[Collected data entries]
>> Start
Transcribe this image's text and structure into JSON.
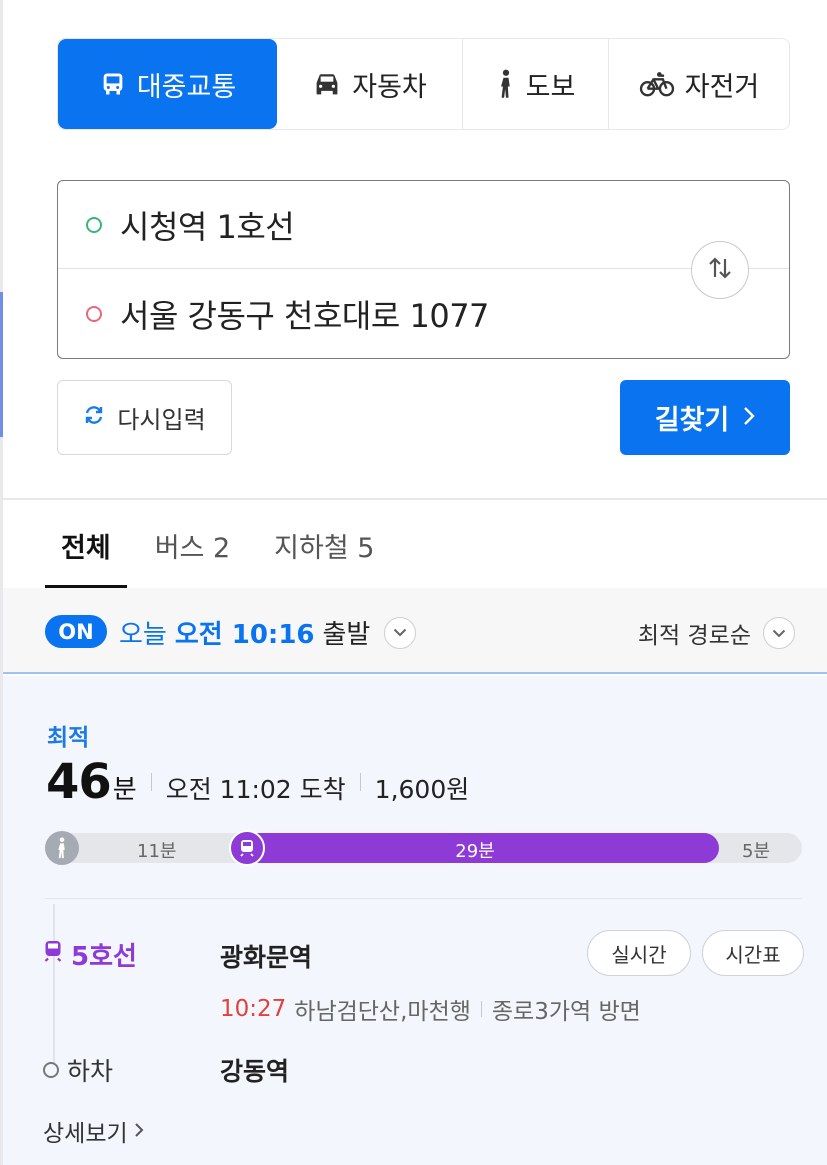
{
  "mode_tabs": [
    {
      "label": "대중교통",
      "icon": "bus-icon",
      "active": true
    },
    {
      "label": "자동차",
      "icon": "car-icon",
      "active": false
    },
    {
      "label": "도보",
      "icon": "walk-icon",
      "active": false
    },
    {
      "label": "자전거",
      "icon": "bicycle-icon",
      "active": false
    }
  ],
  "route": {
    "origin": "시청역 1호선",
    "destination": "서울 강동구 천호대로 1077"
  },
  "actions": {
    "reset_label": "다시입력",
    "search_label": "길찾기"
  },
  "result_tabs": [
    {
      "label": "전체",
      "active": true
    },
    {
      "label": "버스 2",
      "active": false
    },
    {
      "label": "지하철 5",
      "active": false
    }
  ],
  "depart": {
    "on_label": "ON",
    "day": "오늘",
    "time": "오전 10:16",
    "suffix": "출발",
    "sort_label": "최적 경로순"
  },
  "result": {
    "badge": "최적",
    "duration_num": "46",
    "duration_unit": "분",
    "arrival": "오전 11:02 도착",
    "fare": "1,600원",
    "timeline": {
      "walk_start": "11분",
      "subway": "29분",
      "walk_end": "5분"
    },
    "line": "5호선",
    "board_station": "광화문역",
    "realtime_label": "실시간",
    "timetable_label": "시간표",
    "next_time": "10:27",
    "direction_dest": "하남검단산,마천행",
    "direction_toward": "종로3가역 방면",
    "alight_label": "하차",
    "alight_station": "강동역",
    "detail_label": "상세보기"
  },
  "colors": {
    "brand_blue": "#0a73f0",
    "line5_purple": "#8d3ad6",
    "time_red": "#e2403c"
  }
}
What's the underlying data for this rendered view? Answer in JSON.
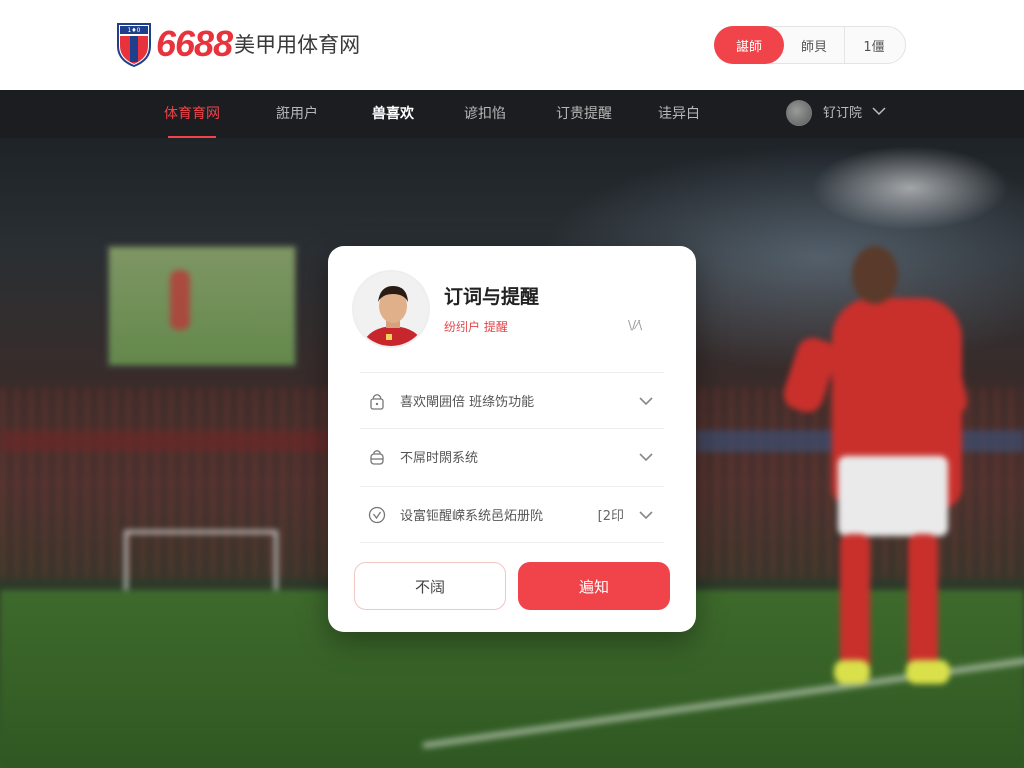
>> End
◆ **What you should do**:
Output the data above without changes, apart from leaving out the pictures.

◆ **Full answer**:
Transcribe this image's text and structure into JSON.
{
  "mode_tabs": [
    {
      "label": "대중교통",
      "icon": "bus-icon",
      "active": true
    },
    {
      "label": "자동차",
      "icon": "car-icon",
      "active": false
    },
    {
      "label": "도보",
      "icon": "walk-icon",
      "active": false
    },
    {
      "label": "자전거",
      "icon": "bicycle-icon",
      "active": false
    }
  ],
  "route": {
    "origin": "시청역 1호선",
    "destination": "서울 강동구 천호대로 1077"
  },
  "actions": {
    "reset_label": "다시입력",
    "search_label": "길찾기"
  },
  "result_tabs": [
    {
      "label": "전체",
      "active": true
    },
    {
      "label": "버스 2",
      "active": false
    },
    {
      "label": "지하철 5",
      "active": false
    }
  ],
  "depart": {
    "on_label": "ON",
    "day": "오늘",
    "time": "오전 10:16",
    "suffix": "출발",
    "sort_label": "최적 경로순"
  },
  "result": {
    "badge": "최적",
    "duration_num": "46",
    "duration_unit": "분",
    "arrival": "오전 11:02 도착",
    "fare": "1,600원",
    "timeline": {
      "walk_start": "11분",
      "subway": "29분",
      "walk_end": "5분"
    },
    "line": "5호선",
    "board_station": "광화문역",
    "realtime_label": "실시간",
    "timetable_label": "시간표",
    "next_time": "10:27",
    "direction_dest": "하남검단산,마천행",
    "direction_toward": "종로3가역 방면",
    "alight_label": "하차",
    "alight_station": "강동역",
    "detail_label": "상세보기"
  },
  "colors": {
    "brand_blue": "#0a73f0",
    "line5_purple": "#8d3ad6",
    "time_red": "#e2403c"
  }
}
What's the underlying data for this rendered view? Answer in JSON.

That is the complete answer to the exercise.